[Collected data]

[BEGIN]

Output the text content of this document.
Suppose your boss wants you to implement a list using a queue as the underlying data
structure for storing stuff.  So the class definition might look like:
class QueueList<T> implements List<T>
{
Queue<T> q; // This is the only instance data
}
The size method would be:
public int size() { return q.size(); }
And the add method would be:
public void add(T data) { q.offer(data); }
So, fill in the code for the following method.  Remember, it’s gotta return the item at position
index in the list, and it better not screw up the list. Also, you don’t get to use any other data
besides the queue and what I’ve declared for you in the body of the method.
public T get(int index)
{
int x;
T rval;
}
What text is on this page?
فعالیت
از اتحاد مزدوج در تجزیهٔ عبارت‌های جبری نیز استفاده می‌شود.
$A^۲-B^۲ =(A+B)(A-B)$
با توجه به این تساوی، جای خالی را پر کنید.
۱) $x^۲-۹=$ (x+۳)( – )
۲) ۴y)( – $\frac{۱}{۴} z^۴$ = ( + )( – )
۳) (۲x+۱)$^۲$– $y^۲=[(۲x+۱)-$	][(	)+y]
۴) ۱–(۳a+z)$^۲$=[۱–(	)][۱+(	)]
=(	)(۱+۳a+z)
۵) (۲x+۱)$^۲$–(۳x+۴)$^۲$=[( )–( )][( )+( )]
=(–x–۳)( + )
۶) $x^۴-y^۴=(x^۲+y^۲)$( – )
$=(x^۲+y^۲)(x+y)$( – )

[END]

* Task details *
Copy out each line of the listing that holds "text".

* Response to the exercise *
Output the text content of this document.
What text is on this page?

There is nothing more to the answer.